AIM ->
Below are some entries. Copy each line that holds the string "договоре".

##############################

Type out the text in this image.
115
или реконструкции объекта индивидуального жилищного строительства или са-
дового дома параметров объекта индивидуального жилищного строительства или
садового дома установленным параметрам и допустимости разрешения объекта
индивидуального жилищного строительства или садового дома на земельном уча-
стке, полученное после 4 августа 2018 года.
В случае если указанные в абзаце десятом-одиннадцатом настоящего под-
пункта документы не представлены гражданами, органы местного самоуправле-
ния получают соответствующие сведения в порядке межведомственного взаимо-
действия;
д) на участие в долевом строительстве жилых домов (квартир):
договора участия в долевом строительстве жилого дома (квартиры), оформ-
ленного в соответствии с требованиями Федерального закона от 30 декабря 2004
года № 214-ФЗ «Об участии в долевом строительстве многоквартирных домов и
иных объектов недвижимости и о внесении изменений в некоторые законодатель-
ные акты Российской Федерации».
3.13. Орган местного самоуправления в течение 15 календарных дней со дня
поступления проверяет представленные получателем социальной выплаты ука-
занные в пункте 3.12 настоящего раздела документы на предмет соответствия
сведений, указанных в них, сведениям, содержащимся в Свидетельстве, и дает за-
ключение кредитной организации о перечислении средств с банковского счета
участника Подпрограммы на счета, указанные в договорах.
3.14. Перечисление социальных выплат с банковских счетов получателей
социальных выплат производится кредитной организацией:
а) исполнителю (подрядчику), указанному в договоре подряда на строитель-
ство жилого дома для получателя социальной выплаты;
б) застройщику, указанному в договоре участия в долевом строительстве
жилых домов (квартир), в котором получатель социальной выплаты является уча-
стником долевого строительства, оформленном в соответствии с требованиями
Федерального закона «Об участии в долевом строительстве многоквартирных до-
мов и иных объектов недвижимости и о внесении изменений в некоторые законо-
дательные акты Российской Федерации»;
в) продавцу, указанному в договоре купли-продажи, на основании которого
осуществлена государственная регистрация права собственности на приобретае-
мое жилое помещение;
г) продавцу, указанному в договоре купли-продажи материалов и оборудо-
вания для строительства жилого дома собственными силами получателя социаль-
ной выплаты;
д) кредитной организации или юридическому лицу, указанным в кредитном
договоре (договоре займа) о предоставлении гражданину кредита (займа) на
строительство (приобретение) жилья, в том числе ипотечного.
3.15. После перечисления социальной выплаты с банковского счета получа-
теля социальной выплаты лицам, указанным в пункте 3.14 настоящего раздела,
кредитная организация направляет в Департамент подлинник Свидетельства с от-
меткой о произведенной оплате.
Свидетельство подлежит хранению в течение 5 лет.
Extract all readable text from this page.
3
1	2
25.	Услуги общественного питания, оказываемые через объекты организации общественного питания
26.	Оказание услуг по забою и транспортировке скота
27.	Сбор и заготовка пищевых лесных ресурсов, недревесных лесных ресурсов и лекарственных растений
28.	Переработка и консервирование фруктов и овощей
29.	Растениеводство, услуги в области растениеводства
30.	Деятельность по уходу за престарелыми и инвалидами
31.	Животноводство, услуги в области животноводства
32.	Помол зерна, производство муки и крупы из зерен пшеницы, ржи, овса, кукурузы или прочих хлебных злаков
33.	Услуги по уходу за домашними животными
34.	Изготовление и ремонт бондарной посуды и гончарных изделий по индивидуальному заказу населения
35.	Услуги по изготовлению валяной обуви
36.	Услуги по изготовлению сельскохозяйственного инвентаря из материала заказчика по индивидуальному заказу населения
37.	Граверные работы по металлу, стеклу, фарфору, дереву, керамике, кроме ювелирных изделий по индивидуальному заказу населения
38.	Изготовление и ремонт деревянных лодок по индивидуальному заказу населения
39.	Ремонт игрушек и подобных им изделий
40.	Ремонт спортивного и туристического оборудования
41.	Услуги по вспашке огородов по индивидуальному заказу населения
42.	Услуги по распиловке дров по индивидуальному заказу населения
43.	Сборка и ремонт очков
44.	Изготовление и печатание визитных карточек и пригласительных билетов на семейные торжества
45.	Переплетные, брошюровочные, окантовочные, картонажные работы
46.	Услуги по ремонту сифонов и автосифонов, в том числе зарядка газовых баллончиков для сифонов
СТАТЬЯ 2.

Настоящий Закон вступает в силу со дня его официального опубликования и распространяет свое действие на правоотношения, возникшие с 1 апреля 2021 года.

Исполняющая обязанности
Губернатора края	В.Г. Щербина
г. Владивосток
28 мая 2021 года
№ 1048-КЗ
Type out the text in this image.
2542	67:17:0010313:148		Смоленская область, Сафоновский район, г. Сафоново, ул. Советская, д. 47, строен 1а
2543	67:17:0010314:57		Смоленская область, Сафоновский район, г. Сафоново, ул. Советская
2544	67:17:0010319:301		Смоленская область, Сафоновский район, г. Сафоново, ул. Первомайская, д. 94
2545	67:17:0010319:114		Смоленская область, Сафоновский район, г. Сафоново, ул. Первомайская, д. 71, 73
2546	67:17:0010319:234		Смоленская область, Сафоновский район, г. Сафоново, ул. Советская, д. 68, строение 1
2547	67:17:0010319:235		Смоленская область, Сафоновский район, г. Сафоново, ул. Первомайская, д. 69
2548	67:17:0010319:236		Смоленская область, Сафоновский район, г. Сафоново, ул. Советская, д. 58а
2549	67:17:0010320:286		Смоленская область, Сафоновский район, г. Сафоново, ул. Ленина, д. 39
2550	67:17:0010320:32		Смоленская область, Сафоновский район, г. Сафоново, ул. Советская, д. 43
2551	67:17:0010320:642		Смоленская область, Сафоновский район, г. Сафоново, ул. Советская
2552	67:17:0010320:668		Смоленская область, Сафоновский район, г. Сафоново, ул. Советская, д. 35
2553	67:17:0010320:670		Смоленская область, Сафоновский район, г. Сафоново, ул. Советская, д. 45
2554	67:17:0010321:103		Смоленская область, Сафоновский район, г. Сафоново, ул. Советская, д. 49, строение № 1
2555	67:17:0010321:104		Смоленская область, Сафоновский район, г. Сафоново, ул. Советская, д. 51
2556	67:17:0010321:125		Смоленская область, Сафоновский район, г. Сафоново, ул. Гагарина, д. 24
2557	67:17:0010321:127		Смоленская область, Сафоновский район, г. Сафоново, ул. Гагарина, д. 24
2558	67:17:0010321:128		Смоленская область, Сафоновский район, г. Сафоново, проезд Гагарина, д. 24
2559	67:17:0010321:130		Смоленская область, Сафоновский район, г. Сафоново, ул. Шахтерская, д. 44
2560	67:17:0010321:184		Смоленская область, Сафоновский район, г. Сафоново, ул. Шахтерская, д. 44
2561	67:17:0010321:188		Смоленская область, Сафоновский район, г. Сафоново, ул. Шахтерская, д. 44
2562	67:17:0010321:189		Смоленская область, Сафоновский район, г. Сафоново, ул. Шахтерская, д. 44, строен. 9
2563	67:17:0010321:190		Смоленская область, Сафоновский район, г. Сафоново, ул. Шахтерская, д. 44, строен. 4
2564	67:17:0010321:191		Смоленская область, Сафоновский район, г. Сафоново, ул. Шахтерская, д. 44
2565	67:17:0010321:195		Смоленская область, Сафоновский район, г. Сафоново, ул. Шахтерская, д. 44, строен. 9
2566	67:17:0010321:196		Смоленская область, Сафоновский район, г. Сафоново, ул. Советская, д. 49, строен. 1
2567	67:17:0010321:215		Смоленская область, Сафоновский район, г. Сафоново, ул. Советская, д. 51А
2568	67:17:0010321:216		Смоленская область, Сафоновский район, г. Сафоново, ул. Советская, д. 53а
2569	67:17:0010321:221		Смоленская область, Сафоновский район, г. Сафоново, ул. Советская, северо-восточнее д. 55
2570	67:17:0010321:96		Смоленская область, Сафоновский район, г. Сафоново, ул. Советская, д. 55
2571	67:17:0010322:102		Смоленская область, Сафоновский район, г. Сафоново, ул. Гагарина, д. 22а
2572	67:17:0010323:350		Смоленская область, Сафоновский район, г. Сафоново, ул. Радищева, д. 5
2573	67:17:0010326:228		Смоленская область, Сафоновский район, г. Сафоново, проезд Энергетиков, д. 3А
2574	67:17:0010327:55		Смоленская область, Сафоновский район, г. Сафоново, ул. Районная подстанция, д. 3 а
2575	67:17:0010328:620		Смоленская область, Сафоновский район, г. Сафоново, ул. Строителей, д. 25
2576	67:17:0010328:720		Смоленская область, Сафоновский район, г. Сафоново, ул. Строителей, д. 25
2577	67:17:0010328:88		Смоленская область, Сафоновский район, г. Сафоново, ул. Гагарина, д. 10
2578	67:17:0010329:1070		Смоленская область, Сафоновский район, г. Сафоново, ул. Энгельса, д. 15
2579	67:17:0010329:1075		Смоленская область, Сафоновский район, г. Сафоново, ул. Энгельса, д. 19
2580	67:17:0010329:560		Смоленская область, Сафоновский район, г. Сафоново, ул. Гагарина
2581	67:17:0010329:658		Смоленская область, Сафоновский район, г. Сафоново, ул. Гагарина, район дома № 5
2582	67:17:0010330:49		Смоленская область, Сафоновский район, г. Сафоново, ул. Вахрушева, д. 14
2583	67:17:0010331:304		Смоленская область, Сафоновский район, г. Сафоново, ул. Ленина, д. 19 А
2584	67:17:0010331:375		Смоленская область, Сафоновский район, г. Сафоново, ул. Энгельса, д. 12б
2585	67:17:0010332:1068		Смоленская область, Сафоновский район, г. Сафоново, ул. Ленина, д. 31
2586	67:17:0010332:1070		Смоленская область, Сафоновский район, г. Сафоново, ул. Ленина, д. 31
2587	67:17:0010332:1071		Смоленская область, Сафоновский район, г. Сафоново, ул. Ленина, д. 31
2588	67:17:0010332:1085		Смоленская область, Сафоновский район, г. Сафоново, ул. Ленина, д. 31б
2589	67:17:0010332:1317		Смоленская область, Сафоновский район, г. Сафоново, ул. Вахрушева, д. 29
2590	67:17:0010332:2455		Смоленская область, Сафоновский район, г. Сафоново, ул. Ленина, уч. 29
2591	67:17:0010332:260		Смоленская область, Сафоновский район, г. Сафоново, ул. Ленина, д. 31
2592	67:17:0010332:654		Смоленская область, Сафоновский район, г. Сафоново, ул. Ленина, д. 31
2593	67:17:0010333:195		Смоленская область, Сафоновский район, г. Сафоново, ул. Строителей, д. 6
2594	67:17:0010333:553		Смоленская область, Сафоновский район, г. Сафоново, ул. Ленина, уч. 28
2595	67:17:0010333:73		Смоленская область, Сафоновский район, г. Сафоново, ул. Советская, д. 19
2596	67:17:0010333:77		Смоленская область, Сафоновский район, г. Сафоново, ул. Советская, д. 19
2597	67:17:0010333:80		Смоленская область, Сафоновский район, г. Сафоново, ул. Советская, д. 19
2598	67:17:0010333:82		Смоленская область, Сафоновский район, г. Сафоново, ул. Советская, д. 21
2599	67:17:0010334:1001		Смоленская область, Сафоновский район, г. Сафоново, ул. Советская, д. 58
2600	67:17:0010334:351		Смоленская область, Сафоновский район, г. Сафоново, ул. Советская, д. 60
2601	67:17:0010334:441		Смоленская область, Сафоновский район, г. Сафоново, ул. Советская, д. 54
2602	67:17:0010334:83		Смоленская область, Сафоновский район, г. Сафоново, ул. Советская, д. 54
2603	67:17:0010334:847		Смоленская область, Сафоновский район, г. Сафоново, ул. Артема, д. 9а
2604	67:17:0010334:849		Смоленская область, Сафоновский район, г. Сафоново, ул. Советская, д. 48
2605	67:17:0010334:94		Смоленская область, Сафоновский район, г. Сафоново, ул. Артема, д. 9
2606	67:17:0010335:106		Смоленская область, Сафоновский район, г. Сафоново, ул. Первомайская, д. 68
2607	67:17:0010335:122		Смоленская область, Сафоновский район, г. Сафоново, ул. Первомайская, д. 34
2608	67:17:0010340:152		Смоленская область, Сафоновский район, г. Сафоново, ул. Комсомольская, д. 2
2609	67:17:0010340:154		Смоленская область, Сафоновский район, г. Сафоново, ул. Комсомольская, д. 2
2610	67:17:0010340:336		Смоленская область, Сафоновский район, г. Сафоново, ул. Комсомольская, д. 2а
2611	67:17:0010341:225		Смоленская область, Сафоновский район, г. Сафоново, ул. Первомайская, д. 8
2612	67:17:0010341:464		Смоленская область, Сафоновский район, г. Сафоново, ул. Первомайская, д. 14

##############################

EXERCISE RESULT ->
а) исполнителю (подрядчику), указанному в договоре подряда на строитель-
б) застройщику, указанному в договоре участия в долевом строительстве
в) продавцу, указанному в договоре купли-продажи, на основании которого
г) продавцу, указанному в договоре купли-продажи материалов и оборудо-
договоре (договоре займа) о предоставлении гражданину кредита (займа) на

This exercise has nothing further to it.